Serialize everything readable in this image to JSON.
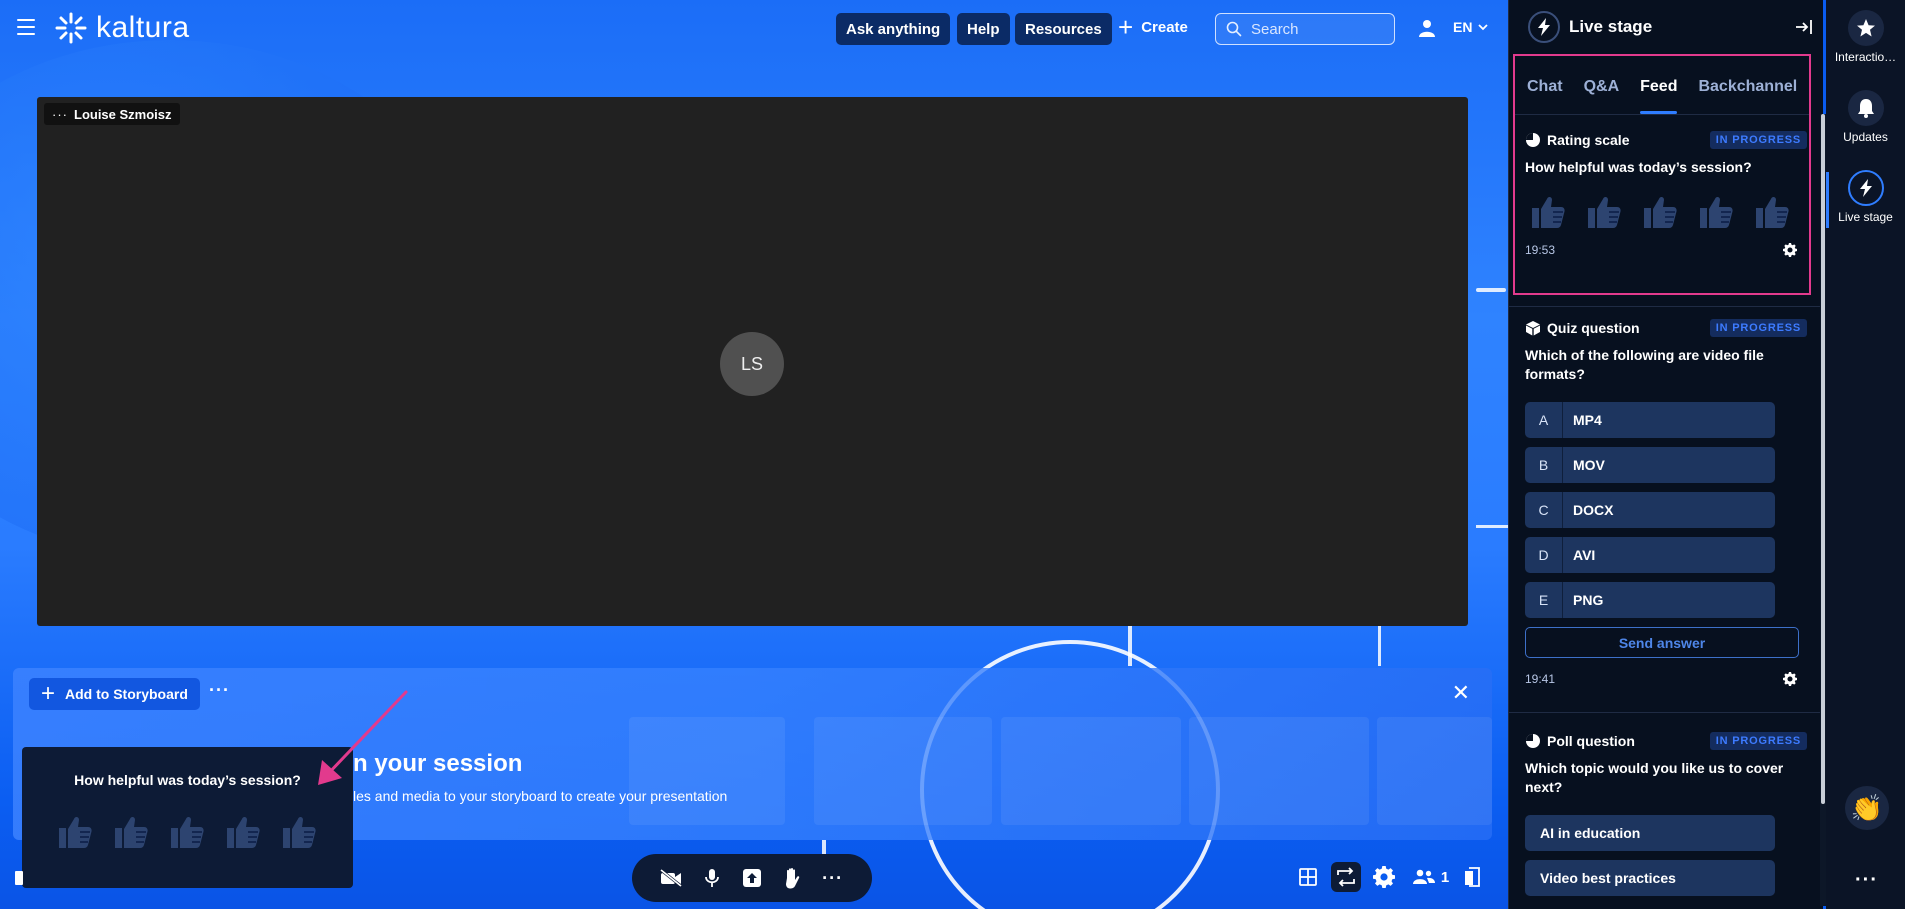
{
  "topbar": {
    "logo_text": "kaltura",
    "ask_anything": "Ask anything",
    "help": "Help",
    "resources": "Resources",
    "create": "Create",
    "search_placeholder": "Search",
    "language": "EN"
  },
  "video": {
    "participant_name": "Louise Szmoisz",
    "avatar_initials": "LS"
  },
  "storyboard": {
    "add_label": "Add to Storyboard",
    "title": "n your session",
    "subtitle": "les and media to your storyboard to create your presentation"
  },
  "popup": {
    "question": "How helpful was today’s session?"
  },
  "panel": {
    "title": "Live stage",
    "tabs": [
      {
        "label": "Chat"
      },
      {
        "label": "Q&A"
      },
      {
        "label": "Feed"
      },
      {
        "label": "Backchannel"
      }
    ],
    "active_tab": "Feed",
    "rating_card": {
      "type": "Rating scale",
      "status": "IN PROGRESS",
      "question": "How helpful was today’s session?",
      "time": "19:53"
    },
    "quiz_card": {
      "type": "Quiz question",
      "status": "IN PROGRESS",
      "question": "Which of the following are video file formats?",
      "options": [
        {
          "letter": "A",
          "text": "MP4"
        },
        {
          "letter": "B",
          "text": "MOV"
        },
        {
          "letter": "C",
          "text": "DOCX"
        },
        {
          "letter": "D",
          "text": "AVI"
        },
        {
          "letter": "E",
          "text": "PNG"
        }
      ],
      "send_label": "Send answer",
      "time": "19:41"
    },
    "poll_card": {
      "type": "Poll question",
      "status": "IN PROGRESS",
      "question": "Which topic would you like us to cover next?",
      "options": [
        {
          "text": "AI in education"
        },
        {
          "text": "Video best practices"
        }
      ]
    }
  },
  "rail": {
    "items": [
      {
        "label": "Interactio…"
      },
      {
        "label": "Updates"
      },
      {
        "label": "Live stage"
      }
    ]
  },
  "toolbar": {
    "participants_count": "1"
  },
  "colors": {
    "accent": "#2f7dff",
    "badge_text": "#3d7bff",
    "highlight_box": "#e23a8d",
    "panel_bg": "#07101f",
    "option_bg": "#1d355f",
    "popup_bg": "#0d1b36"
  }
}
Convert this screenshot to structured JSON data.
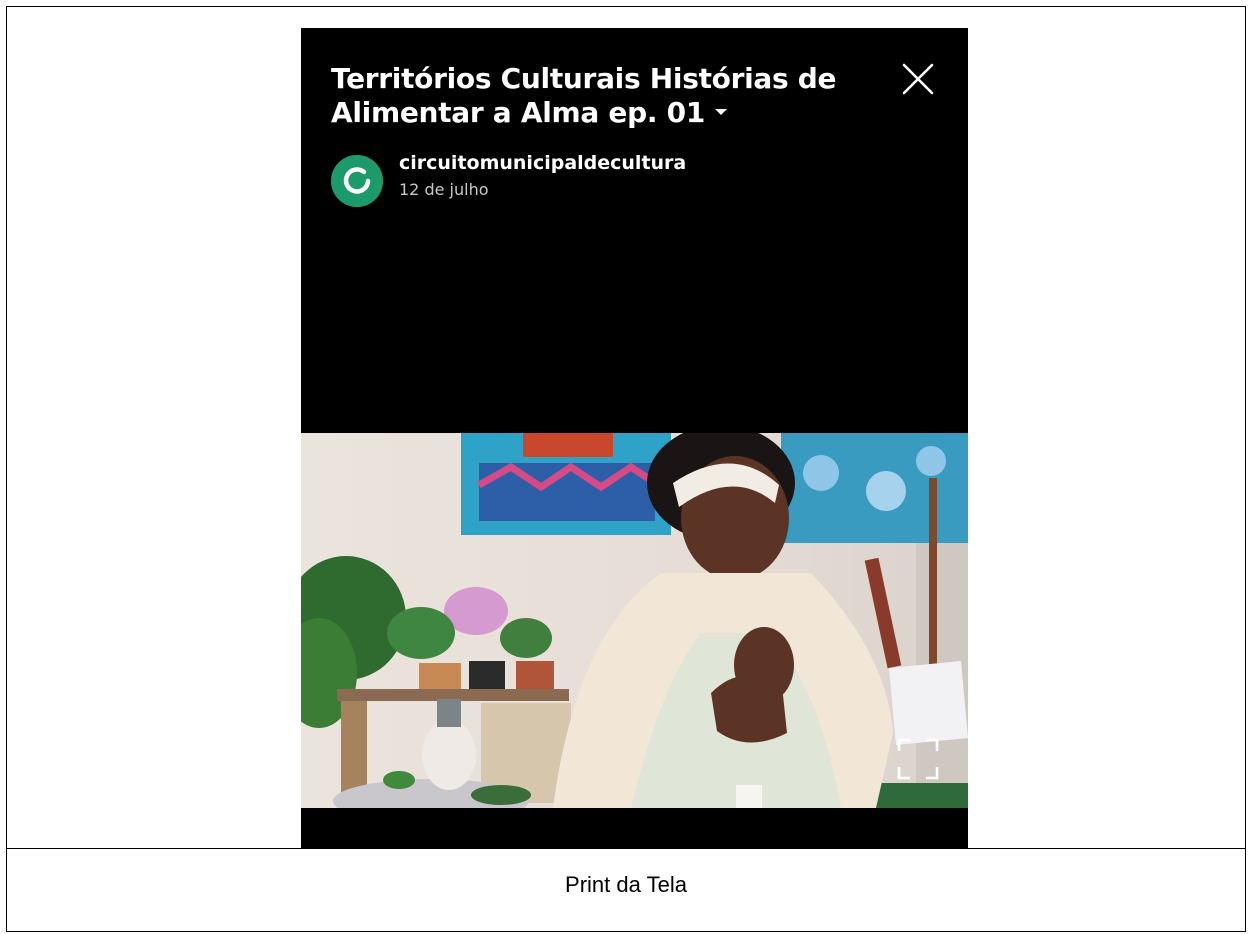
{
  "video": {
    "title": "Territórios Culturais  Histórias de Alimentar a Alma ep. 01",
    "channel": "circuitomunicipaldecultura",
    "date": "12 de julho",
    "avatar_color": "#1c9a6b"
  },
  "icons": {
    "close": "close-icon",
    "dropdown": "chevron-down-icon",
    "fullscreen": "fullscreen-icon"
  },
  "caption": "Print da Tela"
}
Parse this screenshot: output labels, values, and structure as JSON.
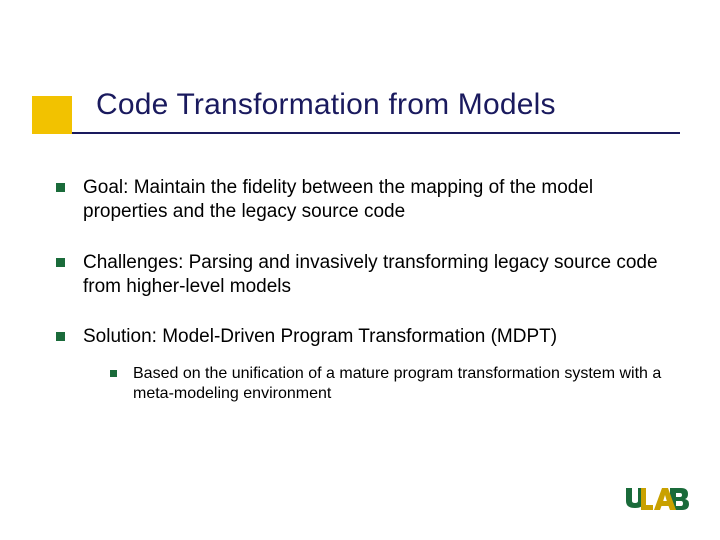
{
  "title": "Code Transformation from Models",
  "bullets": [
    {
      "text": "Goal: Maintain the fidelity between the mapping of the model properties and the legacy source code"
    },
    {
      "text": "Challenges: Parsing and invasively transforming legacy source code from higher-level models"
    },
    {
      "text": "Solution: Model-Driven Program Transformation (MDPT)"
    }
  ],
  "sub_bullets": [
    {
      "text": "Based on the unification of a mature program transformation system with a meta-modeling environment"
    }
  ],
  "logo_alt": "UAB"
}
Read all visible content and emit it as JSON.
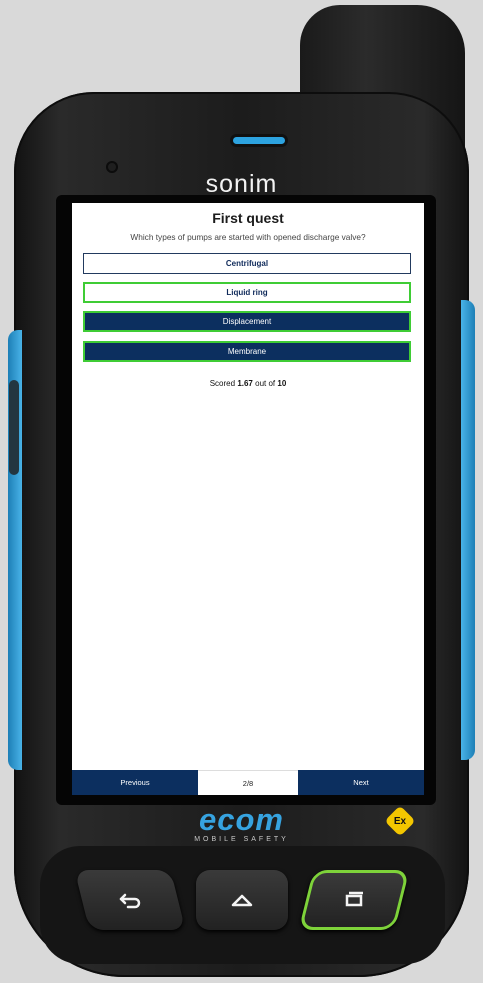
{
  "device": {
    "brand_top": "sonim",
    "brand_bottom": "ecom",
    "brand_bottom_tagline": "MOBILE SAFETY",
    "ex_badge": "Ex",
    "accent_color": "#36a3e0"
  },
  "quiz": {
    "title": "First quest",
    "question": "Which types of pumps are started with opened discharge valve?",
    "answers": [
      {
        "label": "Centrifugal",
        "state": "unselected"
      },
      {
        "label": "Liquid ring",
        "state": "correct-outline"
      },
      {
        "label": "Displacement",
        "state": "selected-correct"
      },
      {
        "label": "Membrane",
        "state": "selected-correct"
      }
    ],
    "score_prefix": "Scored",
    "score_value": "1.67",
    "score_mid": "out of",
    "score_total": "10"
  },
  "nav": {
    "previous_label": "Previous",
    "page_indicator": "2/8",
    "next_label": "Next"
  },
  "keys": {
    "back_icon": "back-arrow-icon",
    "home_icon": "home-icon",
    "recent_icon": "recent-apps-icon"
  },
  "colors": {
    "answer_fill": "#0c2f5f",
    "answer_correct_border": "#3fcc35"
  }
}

#### WHAT YOU SHOULD DO
Extract, word for word, every line from the one containing "Parse this screenshot: output" to the end of the data above, both ends included, and leave out the pictures.

#### ANSWER TO THE EXERCISE
Parse this screenshot: output labels, values, and structure as JSON.
{
  "title": "Code Transformation from Models",
  "bullets": [
    {
      "text": "Goal: Maintain the fidelity between the mapping of the model properties and the legacy source code"
    },
    {
      "text": "Challenges: Parsing and invasively transforming legacy source code from higher-level models"
    },
    {
      "text": "Solution: Model-Driven Program Transformation (MDPT)"
    }
  ],
  "sub_bullets": [
    {
      "text": "Based on the unification of a mature program transformation system with a meta-modeling environment"
    }
  ],
  "logo_alt": "UAB"
}
Read all visible content and emit it as JSON.
{
  "device": {
    "brand_top": "sonim",
    "brand_bottom": "ecom",
    "brand_bottom_tagline": "MOBILE SAFETY",
    "ex_badge": "Ex",
    "accent_color": "#36a3e0"
  },
  "quiz": {
    "title": "First quest",
    "question": "Which types of pumps are started with opened discharge valve?",
    "answers": [
      {
        "label": "Centrifugal",
        "state": "unselected"
      },
      {
        "label": "Liquid ring",
        "state": "correct-outline"
      },
      {
        "label": "Displacement",
        "state": "selected-correct"
      },
      {
        "label": "Membrane",
        "state": "selected-correct"
      }
    ],
    "score_prefix": "Scored",
    "score_value": "1.67",
    "score_mid": "out of",
    "score_total": "10"
  },
  "nav": {
    "previous_label": "Previous",
    "page_indicator": "2/8",
    "next_label": "Next"
  },
  "keys": {
    "back_icon": "back-arrow-icon",
    "home_icon": "home-icon",
    "recent_icon": "recent-apps-icon"
  },
  "colors": {
    "answer_fill": "#0c2f5f",
    "answer_correct_border": "#3fcc35"
  }
}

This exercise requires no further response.